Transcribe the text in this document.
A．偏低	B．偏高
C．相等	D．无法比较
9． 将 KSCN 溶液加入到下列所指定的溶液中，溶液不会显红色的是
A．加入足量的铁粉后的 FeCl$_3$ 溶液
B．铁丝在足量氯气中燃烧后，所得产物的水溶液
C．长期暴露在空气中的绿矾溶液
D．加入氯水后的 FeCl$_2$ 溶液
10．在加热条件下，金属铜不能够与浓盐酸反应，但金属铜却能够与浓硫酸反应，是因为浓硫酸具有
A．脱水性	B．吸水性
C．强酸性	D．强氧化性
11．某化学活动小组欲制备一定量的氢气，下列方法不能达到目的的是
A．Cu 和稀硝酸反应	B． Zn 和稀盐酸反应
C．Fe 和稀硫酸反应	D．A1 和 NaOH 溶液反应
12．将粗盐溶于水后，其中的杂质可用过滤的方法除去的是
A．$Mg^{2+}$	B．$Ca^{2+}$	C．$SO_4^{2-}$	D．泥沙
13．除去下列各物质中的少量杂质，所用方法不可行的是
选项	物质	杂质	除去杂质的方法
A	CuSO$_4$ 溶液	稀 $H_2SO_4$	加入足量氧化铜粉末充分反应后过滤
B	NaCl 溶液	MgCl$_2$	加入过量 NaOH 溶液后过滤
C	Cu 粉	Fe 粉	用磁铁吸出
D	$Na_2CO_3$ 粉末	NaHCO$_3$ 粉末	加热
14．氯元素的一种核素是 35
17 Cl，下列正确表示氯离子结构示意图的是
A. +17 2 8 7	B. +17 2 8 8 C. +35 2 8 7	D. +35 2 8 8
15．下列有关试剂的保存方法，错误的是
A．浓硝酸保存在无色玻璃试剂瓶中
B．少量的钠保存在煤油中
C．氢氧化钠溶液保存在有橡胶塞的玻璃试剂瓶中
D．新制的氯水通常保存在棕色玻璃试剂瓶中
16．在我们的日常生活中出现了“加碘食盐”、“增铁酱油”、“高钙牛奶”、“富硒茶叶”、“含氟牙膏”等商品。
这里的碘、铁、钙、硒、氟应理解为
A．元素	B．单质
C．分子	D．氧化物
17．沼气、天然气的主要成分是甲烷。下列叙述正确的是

════════════════════

> _YOUR TASK_
Word for word, write out the data.

> _RESULT_
Transcribe the text in this document.
A．偏低	B．偏高
C．相等	D．无法比较
9． 将 KSCN 溶液加入到下列所指定的溶液中，溶液不会显红色的是
A．加入足量的铁粉后的 FeCl$_3$ 溶液
B．铁丝在足量氯气中燃烧后，所得产物的水溶液
C．长期暴露在空气中的绿矾溶液
D．加入氯水后的 FeCl$_2$ 溶液
10．在加热条件下，金属铜不能够与浓盐酸反应，但金属铜却能够与浓硫酸反应，是因为浓硫酸具有
A．脱水性	B．吸水性
C．强酸性	D．强氧化性
11．某化学活动小组欲制备一定量的氢气，下列方法不能达到目的的是
A．Cu 和稀硝酸反应	B． Zn 和稀盐酸反应
C．Fe 和稀硫酸反应	D．A1 和 NaOH 溶液反应
12．将粗盐溶于水后，其中的杂质可用过滤的方法除去的是
A．$Mg^{2+}$	B．$Ca^{2+}$	C．$SO_4^{2-}$	D．泥沙
13．除去下列各物质中的少量杂质，所用方法不可行的是
选项	物质	杂质	除去杂质的方法
A	CuSO$_4$ 溶液	稀 $H_2SO_4$	加入足量氧化铜粉末充分反应后过滤
B	NaCl 溶液	MgCl$_2$	加入过量 NaOH 溶液后过滤
C	Cu 粉	Fe 粉	用磁铁吸出
D	$Na_2CO_3$ 粉末	NaHCO$_3$ 粉末	加热
14．氯元素的一种核素是 35
17 Cl，下列正确表示氯离子结构示意图的是
A. +17 2 8 7	B. +17 2 8 8 C. +35 2 8 7	D. +35 2 8 8
15．下列有关试剂的保存方法，错误的是
A．浓硝酸保存在无色玻璃试剂瓶中
B．少量的钠保存在煤油中
C．氢氧化钠溶液保存在有橡胶塞的玻璃试剂瓶中
D．新制的氯水通常保存在棕色玻璃试剂瓶中
16．在我们的日常生活中出现了“加碘食盐”、“增铁酱油”、“高钙牛奶”、“富硒茶叶”、“含氟牙膏”等商品。
这里的碘、铁、钙、硒、氟应理解为
A．元素	B．单质
C．分子	D．氧化物
17．沼气、天然气的主要成分是甲烷。下列叙述正确的是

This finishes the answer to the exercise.